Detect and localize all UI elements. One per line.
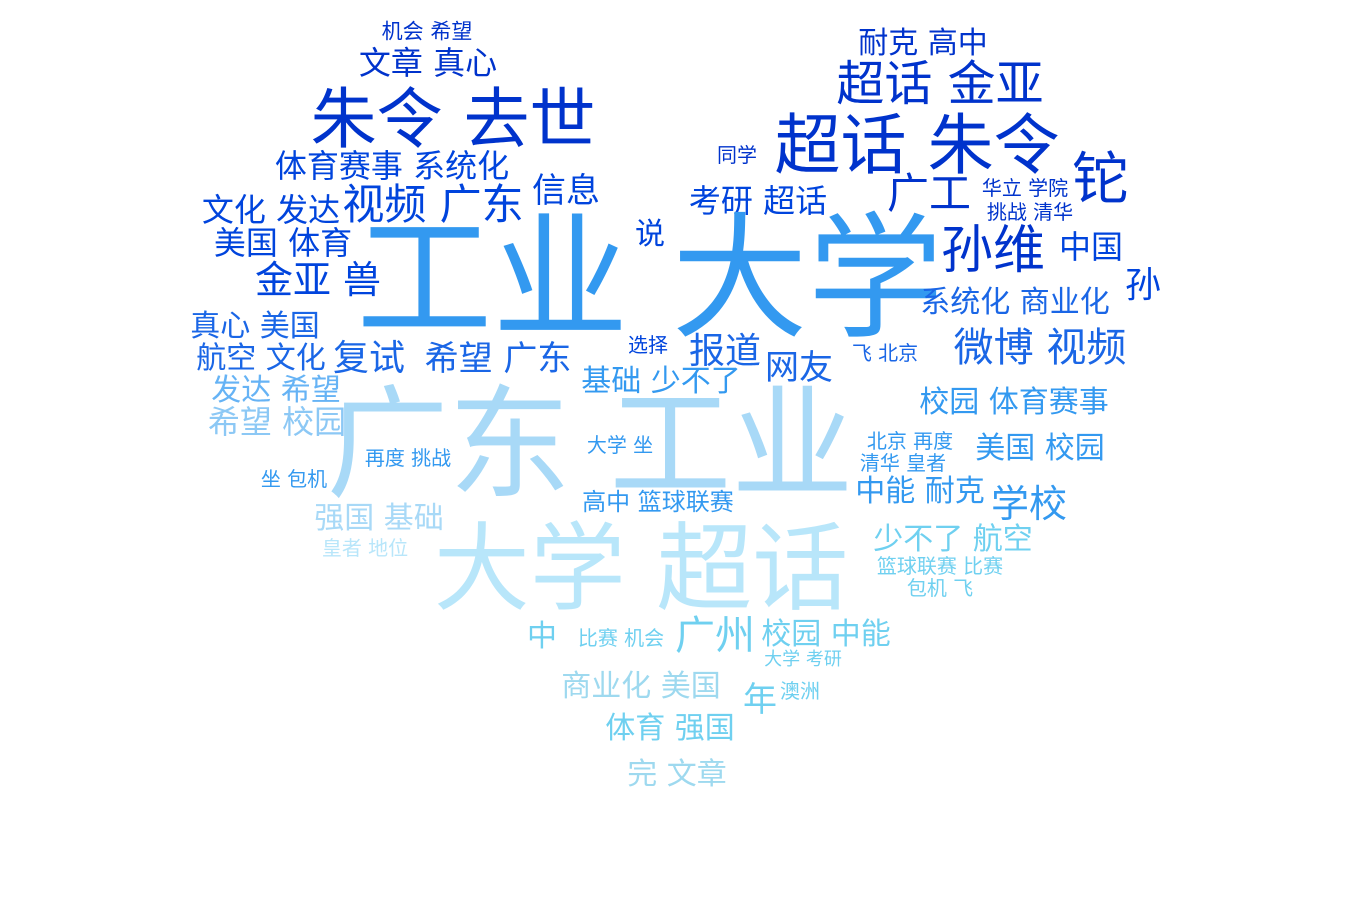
word: 商业化 美国: [561, 669, 721, 704]
word: 中: [527, 619, 557, 654]
word: 广工: [886, 169, 972, 218]
word: 孙维: [940, 221, 1046, 281]
word: 航空 文化: [196, 341, 326, 376]
word: 体育 强国: [605, 711, 735, 746]
word: 说: [635, 217, 665, 252]
word: 中能 耐克: [855, 474, 985, 509]
word: 皇者 地位: [321, 536, 409, 560]
word: 挑战 清华: [986, 200, 1074, 224]
word: 机会 希望: [381, 19, 473, 44]
word: 报道: [688, 331, 762, 372]
word: 包机 飞: [906, 576, 974, 600]
word: 微博 视频: [953, 325, 1127, 371]
word: 坐 包机: [260, 467, 328, 491]
word: 广州: [675, 613, 755, 659]
word: 强国 基础: [314, 501, 444, 536]
word: 再度 挑战: [364, 446, 452, 470]
word: 金亚 兽: [254, 258, 382, 302]
word: 高中 篮球联赛: [582, 488, 734, 516]
word: 北京 再度: [866, 429, 954, 453]
word: 大学 坐: [586, 433, 654, 457]
word: 华立 学院: [981, 176, 1069, 200]
word: 澳洲: [780, 679, 820, 703]
word: 完 文章: [627, 757, 727, 792]
word: 选择: [628, 333, 668, 357]
word: 铊: [1072, 147, 1128, 212]
word: 基础 少不了: [581, 364, 741, 399]
word: 美国 体育: [213, 224, 353, 262]
word: 系统化 商业化: [920, 285, 1110, 320]
word: 少不了 航空: [873, 522, 1033, 557]
word: 视频 广东: [342, 180, 524, 229]
word: 大学 考研: [764, 649, 842, 670]
word: 希望 校园: [207, 403, 347, 441]
word: 希望 广东: [424, 339, 572, 379]
word: 复试: [332, 338, 406, 379]
word: 朱令 去世: [310, 81, 596, 158]
word: 超话 朱令: [774, 107, 1060, 184]
word: 广东 工业: [326, 374, 854, 516]
word: 体育赛事 系统化: [274, 147, 510, 185]
word: 校园 体育赛事: [919, 385, 1109, 420]
word: 篮球联赛 比赛: [876, 554, 1004, 578]
word: 文化 发达: [201, 191, 341, 229]
word: 学校: [990, 482, 1068, 526]
word: 比赛 机会: [577, 626, 665, 650]
word: 校园 中能: [761, 617, 891, 652]
word: 孙: [1124, 265, 1162, 306]
word: 文章 真心: [358, 44, 498, 82]
word: 发达 希望: [211, 373, 341, 408]
word: 超话 金亚: [836, 56, 1044, 112]
word: 大学 超话: [433, 513, 849, 625]
word: 同学: [717, 143, 757, 167]
word: 工业 大学: [356, 201, 944, 359]
word: 美国 校园: [975, 431, 1105, 466]
word: 清华 皇者: [859, 451, 947, 475]
word: 中国: [1058, 228, 1124, 266]
word: 考研 超话: [688, 182, 828, 220]
word: 网友: [765, 348, 833, 388]
word: 年: [743, 680, 777, 720]
word: 信息: [532, 171, 600, 211]
word: 飞 北京: [851, 341, 919, 365]
word: 耐克 高中: [858, 26, 988, 61]
word: 真心 美国: [190, 309, 320, 344]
---*---
*Requirements*:
Reproduce the material above with every instance of "word" changed to "text" and all else left as it stands, omitting the pictures.

*Written solution*:
Detect and localize all UI elements. One per line.
text: 商业化 美国: [561, 669, 721, 704]
text: 中: [527, 619, 557, 654]
text: 广工: [886, 169, 972, 218]
text: 孙维: [940, 221, 1046, 281]
text: 航空 文化: [196, 341, 326, 376]
text: 体育 强国: [605, 711, 735, 746]
text: 说: [635, 217, 665, 252]
text: 中能 耐克: [855, 474, 985, 509]
text: 皇者 地位: [321, 536, 409, 560]
text: 挑战 清华: [986, 200, 1074, 224]
text: 机会 希望: [381, 19, 473, 44]
text: 报道: [688, 331, 762, 372]
text: 包机 飞: [906, 576, 974, 600]
text: 微博 视频: [953, 325, 1127, 371]
text: 坐 包机: [260, 467, 328, 491]
text: 广州: [675, 613, 755, 659]
text: 强国 基础: [314, 501, 444, 536]
text: 再度 挑战: [364, 446, 452, 470]
text: 金亚 兽: [254, 258, 382, 302]
text: 高中 篮球联赛: [582, 488, 734, 516]
text: 北京 再度: [866, 429, 954, 453]
text: 大学 坐: [586, 433, 654, 457]
text: 华立 学院: [981, 176, 1069, 200]
text: 澳洲: [780, 679, 820, 703]
text: 完 文章: [627, 757, 727, 792]
text: 选择: [628, 333, 668, 357]
text: 铊: [1072, 147, 1128, 212]
text: 基础 少不了: [581, 364, 741, 399]
text: 美国 体育: [213, 224, 353, 262]
text: 系统化 商业化: [920, 285, 1110, 320]
text: 少不了 航空: [873, 522, 1033, 557]
text: 视频 广东: [342, 180, 524, 229]
text: 大学 考研: [764, 649, 842, 670]
text: 希望 校园: [207, 403, 347, 441]
text: 希望 广东: [424, 339, 572, 379]
text: 复试: [332, 338, 406, 379]
text: 朱令 去世: [310, 81, 596, 158]
text: 超话 朱令: [774, 107, 1060, 184]
text: 广东 工业: [326, 374, 854, 516]
text: 体育赛事 系统化: [274, 147, 510, 185]
text: 校园 体育赛事: [919, 385, 1109, 420]
text: 篮球联赛 比赛: [876, 554, 1004, 578]
text: 文化 发达: [201, 191, 341, 229]
text: 学校: [990, 482, 1068, 526]
text: 比赛 机会: [577, 626, 665, 650]
text: 校园 中能: [761, 617, 891, 652]
text: 孙: [1124, 265, 1162, 306]
text: 文章 真心: [358, 44, 498, 82]
text: 发达 希望: [211, 373, 341, 408]
text: 超话 金亚: [836, 56, 1044, 112]
text: 大学 超话: [433, 513, 849, 625]
text: 同学: [717, 143, 757, 167]
text: 工业 大学: [356, 201, 944, 359]
text: 美国 校园: [975, 431, 1105, 466]
text: 清华 皇者: [859, 451, 947, 475]
text: 中国: [1058, 228, 1124, 266]
text: 考研 超话: [688, 182, 828, 220]
text: 网友: [765, 348, 833, 388]
text: 年: [743, 680, 777, 720]
text: 信息: [532, 171, 600, 211]
text: 飞 北京: [851, 341, 919, 365]
text: 耐克 高中: [858, 26, 988, 61]
text: 真心 美国: [190, 309, 320, 344]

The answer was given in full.